> _GIVEN EXERCISE_: Render every entry verbatim.

########################################

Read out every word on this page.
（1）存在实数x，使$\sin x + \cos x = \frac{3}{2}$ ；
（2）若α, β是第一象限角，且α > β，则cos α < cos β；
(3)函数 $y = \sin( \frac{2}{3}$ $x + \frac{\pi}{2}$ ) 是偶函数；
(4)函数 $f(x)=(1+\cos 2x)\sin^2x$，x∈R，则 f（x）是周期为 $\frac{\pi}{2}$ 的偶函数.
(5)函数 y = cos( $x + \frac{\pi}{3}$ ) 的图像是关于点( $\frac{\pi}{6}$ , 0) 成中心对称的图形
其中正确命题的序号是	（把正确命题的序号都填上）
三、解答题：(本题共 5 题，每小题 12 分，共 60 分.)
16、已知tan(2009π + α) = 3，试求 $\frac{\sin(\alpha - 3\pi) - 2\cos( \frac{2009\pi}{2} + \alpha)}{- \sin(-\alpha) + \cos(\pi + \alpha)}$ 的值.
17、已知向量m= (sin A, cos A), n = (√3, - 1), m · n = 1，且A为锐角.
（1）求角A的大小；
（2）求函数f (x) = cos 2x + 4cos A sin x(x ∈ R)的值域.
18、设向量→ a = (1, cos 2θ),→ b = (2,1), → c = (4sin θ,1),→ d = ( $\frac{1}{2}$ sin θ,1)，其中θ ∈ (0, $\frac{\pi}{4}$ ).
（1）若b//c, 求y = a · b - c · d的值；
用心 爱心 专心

########################################

> _ANSWER TO THE PROBLEM_:
Read out every word on this page.
（1）存在实数x，使$\sin x + \cos x = \frac{3}{2}$ ；
（2）若α, β是第一象限角，且α > β，则cos α < cos β；
(3)函数 $y = \sin( \frac{2}{3}$ $x + \frac{\pi}{2}$ ) 是偶函数；
(4)函数 $f(x)=(1+\cos 2x)\sin^2x$，x∈R，则 f（x）是周期为 $\frac{\pi}{2}$ 的偶函数.
(5)函数 y = cos( $x + \frac{\pi}{3}$ ) 的图像是关于点( $\frac{\pi}{6}$ , 0) 成中心对称的图形
其中正确命题的序号是	（把正确命题的序号都填上）
三、解答题：(本题共 5 题，每小题 12 分，共 60 分.)
16、已知tan(2009π + α) = 3，试求 $\frac{\sin(\alpha - 3\pi) - 2\cos( \frac{2009\pi}{2} + \alpha)}{- \sin(-\alpha) + \cos(\pi + \alpha)}$ 的值.
17、已知向量m= (sin A, cos A), n = (√3, - 1), m · n = 1，且A为锐角.
（1）求角A的大小；
（2）求函数f (x) = cos 2x + 4cos A sin x(x ∈ R)的值域.
18、设向量→ a = (1, cos 2θ),→ b = (2,1), → c = (4sin θ,1),→ d = ( $\frac{1}{2}$ sin θ,1)，其中θ ∈ (0, $\frac{\pi}{4}$ ).
（1）若b//c, 求y = a · b - c · d的值；
用心 爱心 专心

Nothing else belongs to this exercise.